Supplied data ::
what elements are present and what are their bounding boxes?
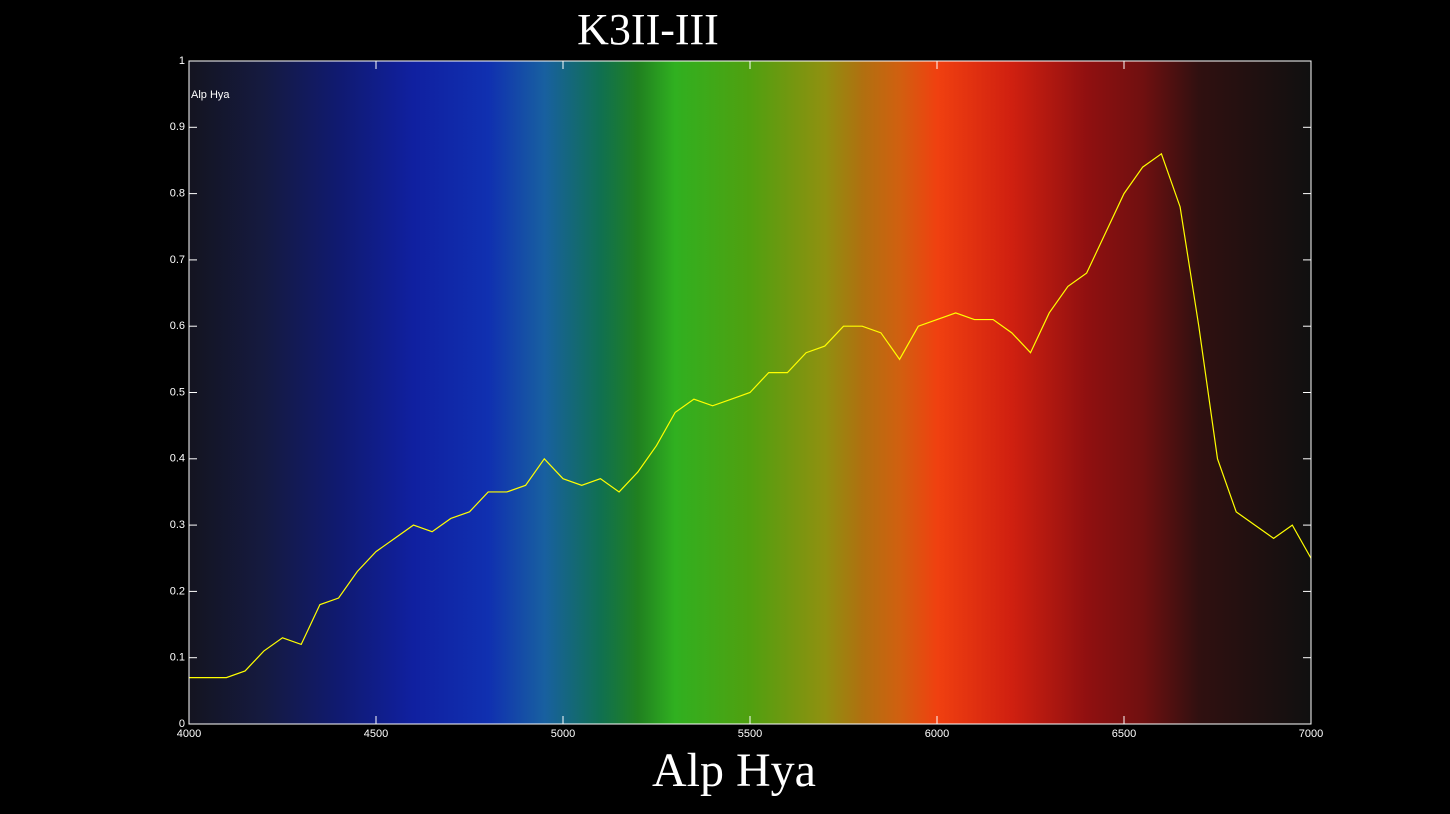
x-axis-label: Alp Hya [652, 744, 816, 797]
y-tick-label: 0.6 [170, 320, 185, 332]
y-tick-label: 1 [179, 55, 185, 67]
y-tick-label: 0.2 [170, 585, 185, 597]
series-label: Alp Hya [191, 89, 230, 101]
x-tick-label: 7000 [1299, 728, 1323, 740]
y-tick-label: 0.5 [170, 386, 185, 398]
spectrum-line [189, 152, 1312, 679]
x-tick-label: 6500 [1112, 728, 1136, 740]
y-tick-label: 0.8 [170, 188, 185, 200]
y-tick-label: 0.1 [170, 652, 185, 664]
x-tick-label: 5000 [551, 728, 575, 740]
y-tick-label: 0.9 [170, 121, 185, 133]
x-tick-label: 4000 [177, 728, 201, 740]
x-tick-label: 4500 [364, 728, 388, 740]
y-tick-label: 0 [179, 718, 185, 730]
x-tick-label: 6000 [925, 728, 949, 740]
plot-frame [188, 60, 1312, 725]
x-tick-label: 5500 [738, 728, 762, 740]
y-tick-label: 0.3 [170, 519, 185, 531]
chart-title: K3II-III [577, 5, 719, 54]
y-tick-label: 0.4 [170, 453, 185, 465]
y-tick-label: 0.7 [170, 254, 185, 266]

Given request :: Starting at the line that contains "x-axis-label: Alp Hya [652, 744, 816, 797]" and ending at the last line of the listing, write those lines out again with "spectrum-line" renamed to "flux-line" and everything else left unchanged.

Solution below ::
x-axis-label: Alp Hya [652, 744, 816, 797]
y-tick-label: 0.6 [170, 320, 185, 332]
y-tick-label: 1 [179, 55, 185, 67]
y-tick-label: 0.2 [170, 585, 185, 597]
series-label: Alp Hya [191, 89, 230, 101]
x-tick-label: 7000 [1299, 728, 1323, 740]
y-tick-label: 0.5 [170, 386, 185, 398]
flux-line [189, 152, 1312, 679]
x-tick-label: 6500 [1112, 728, 1136, 740]
y-tick-label: 0.8 [170, 188, 185, 200]
y-tick-label: 0.1 [170, 652, 185, 664]
x-tick-label: 5000 [551, 728, 575, 740]
y-tick-label: 0.9 [170, 121, 185, 133]
x-tick-label: 4000 [177, 728, 201, 740]
x-tick-label: 4500 [364, 728, 388, 740]
y-tick-label: 0 [179, 718, 185, 730]
x-tick-label: 6000 [925, 728, 949, 740]
plot-frame [188, 60, 1312, 725]
x-tick-label: 5500 [738, 728, 762, 740]
y-tick-label: 0.3 [170, 519, 185, 531]
chart-title: K3II-III [577, 5, 719, 54]
y-tick-label: 0.4 [170, 453, 185, 465]
y-tick-label: 0.7 [170, 254, 185, 266]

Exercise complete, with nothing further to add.